-- Required work --
Copy out all the lines exactly. Omit pictures.

Stored dataset items
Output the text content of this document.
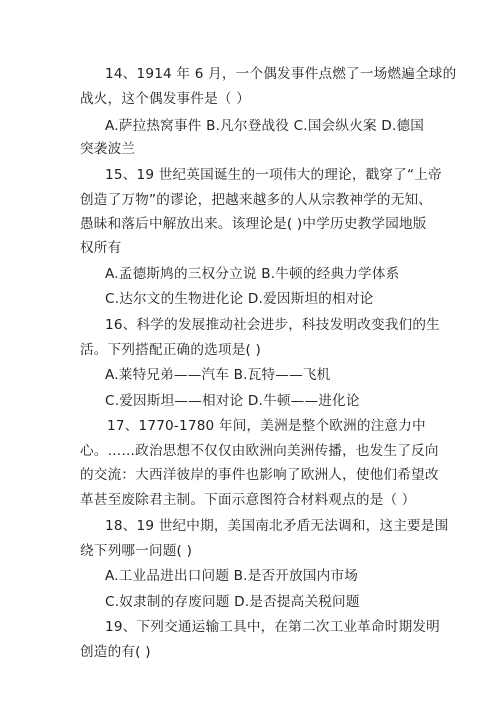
14、1914 年 6 月，一个偶发事件点燃了一场燃遍全球的
战火，这个偶发事件是（ ）
A.萨拉热窝事件 B.凡尔登战役 C.国会纵火案 D.德国
突袭波兰
15、19 世纪英国诞生的一项伟大的理论，戳穿了“上帝
创造了万物”的谬论，把越来越多的人从宗教神学的无知、
愚昧和落后中解放出来。该理论是( )中学历史教学园地版
权所有
A.孟德斯鸠的三权分立说 B.牛顿的经典力学体系
C.达尔文的生物进化论 D.爱因斯坦的相对论
16、科学的发展推动社会进步，科技发明改变我们的生
活。下列搭配正确的选项是( )
A.莱特兄弟——汽车 B.瓦特——飞机
C.爱因斯坦——相对论 D.牛顿——进化论
17、1770-1780 年间，美洲是整个欧洲的注意力中
心。……政治思想不仅仅由欧洲向美洲传播，也发生了反向
的交流：大西洋彼岸的事件也影响了欧洲人，使他们希望改
革甚至废除君主制。下面示意图符合材料观点的是（ ）
18、19 世纪中期，美国南北矛盾无法调和，这主要是围
绕下列哪一问题( )
A.工业品进出口问题 B.是否开放国内市场
C.奴隶制的存废问题 D.是否提高关税问题
19、下列交通运输工具中，在第二次工业革命时期发明
创造的有( )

-- Response --
Output the text content of this document.
14、1914 年 6 月，一个偶发事件点燃了一场燃遍全球的
战火，这个偶发事件是（ ）
A.萨拉热窝事件 B.凡尔登战役 C.国会纵火案 D.德国
突袭波兰
15、19 世纪英国诞生的一项伟大的理论，戳穿了“上帝
创造了万物”的谬论，把越来越多的人从宗教神学的无知、
愚昧和落后中解放出来。该理论是( )中学历史教学园地版
权所有
A.孟德斯鸠的三权分立说 B.牛顿的经典力学体系
C.达尔文的生物进化论 D.爱因斯坦的相对论
16、科学的发展推动社会进步，科技发明改变我们的生
活。下列搭配正确的选项是( )
A.莱特兄弟——汽车 B.瓦特——飞机
C.爱因斯坦——相对论 D.牛顿——进化论
17、1770-1780 年间，美洲是整个欧洲的注意力中
心。……政治思想不仅仅由欧洲向美洲传播，也发生了反向
的交流：大西洋彼岸的事件也影响了欧洲人，使他们希望改
革甚至废除君主制。下面示意图符合材料观点的是（ ）
18、19 世纪中期，美国南北矛盾无法调和，这主要是围
绕下列哪一问题( )
A.工业品进出口问题 B.是否开放国内市场
C.奴隶制的存废问题 D.是否提高关税问题
19、下列交通运输工具中，在第二次工业革命时期发明
创造的有( )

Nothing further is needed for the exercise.